Task prompt
Print every line of the items below word for word, keeping each character, bracket and number unchanged.
—————
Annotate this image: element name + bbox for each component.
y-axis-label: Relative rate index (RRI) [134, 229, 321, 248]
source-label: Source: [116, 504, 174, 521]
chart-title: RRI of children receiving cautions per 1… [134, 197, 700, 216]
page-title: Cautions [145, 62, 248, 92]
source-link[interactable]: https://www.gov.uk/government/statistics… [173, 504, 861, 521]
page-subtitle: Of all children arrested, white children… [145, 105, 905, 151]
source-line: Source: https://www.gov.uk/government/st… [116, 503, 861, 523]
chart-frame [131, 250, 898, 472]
—————
Expected answer
Annotate this image: element name + bbox for each component.
y-axis-label: Relative rate index (RRI) [134, 229, 321, 248]
source-label: Source: [116, 504, 174, 521]
chart-title: RRI of children receiving cautions per 1… [134, 197, 700, 216]
page-title: Cautions [145, 62, 248, 92]
source-link[interactable]: https://www.gov.uk/government/statistics… [173, 504, 861, 521]
page-subtitle: Of all children arrested, white children… [145, 105, 905, 151]
source-line: Source: https://www.gov.uk/government/st… [116, 503, 861, 523]
chart-frame [131, 250, 898, 472]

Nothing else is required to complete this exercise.